All the entries need to be quoted exactly, apart from the pictures, which you should drop.

Records excerpted from a collection:

────────

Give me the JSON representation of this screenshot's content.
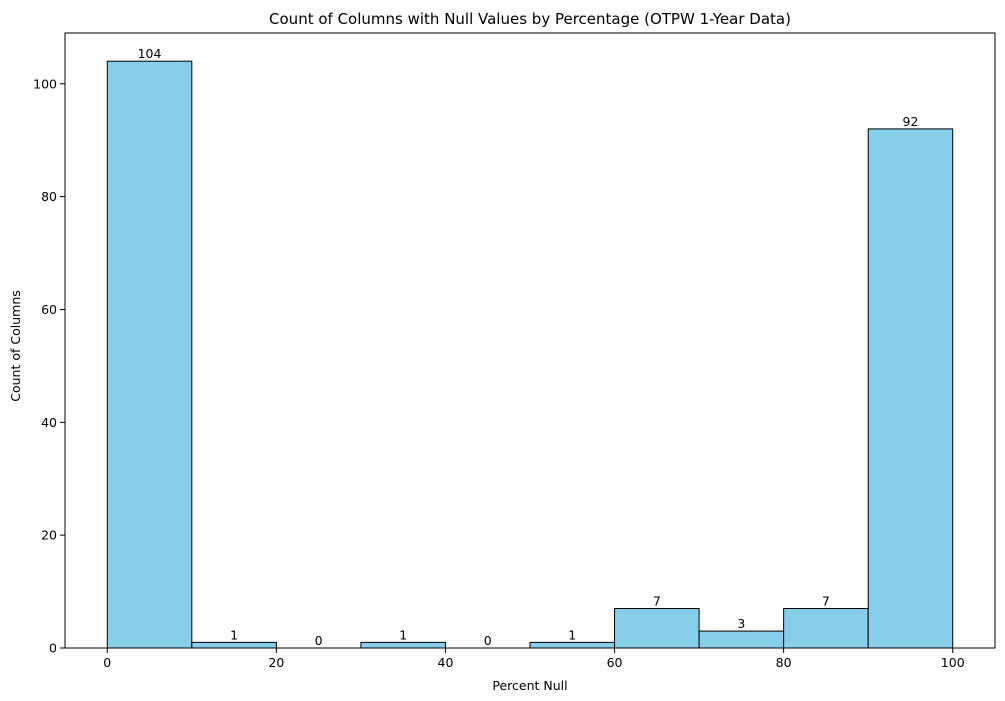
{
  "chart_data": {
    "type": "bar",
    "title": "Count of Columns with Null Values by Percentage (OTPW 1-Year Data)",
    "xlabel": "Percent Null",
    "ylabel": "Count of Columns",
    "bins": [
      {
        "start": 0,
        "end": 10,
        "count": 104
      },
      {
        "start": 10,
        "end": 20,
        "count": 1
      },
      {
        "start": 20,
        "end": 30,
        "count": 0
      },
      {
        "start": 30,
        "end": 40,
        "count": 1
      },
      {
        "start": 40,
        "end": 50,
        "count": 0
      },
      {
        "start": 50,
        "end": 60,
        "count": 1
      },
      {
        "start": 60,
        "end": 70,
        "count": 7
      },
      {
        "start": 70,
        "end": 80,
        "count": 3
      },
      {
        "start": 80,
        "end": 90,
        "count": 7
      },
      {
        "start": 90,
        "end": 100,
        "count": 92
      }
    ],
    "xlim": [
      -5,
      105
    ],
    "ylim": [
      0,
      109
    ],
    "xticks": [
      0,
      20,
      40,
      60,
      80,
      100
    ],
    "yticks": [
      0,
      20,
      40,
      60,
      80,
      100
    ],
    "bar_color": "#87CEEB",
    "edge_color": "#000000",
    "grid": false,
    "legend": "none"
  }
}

────────

### FULL SOLUTION:
Give me the JSON representation of this screenshot's content.
{
  "chart_data": {
    "type": "bar",
    "title": "Count of Columns with Null Values by Percentage (OTPW 1-Year Data)",
    "xlabel": "Percent Null",
    "ylabel": "Count of Columns",
    "bins": [
      {
        "start": 0,
        "end": 10,
        "count": 104
      },
      {
        "start": 10,
        "end": 20,
        "count": 1
      },
      {
        "start": 20,
        "end": 30,
        "count": 0
      },
      {
        "start": 30,
        "end": 40,
        "count": 1
      },
      {
        "start": 40,
        "end": 50,
        "count": 0
      },
      {
        "start": 50,
        "end": 60,
        "count": 1
      },
      {
        "start": 60,
        "end": 70,
        "count": 7
      },
      {
        "start": 70,
        "end": 80,
        "count": 3
      },
      {
        "start": 80,
        "end": 90,
        "count": 7
      },
      {
        "start": 90,
        "end": 100,
        "count": 92
      }
    ],
    "xlim": [
      -5,
      105
    ],
    "ylim": [
      0,
      109
    ],
    "xticks": [
      0,
      20,
      40,
      60,
      80,
      100
    ],
    "yticks": [
      0,
      20,
      40,
      60,
      80,
      100
    ],
    "bar_color": "#87CEEB",
    "edge_color": "#000000",
    "grid": false,
    "legend": "none"
  }
}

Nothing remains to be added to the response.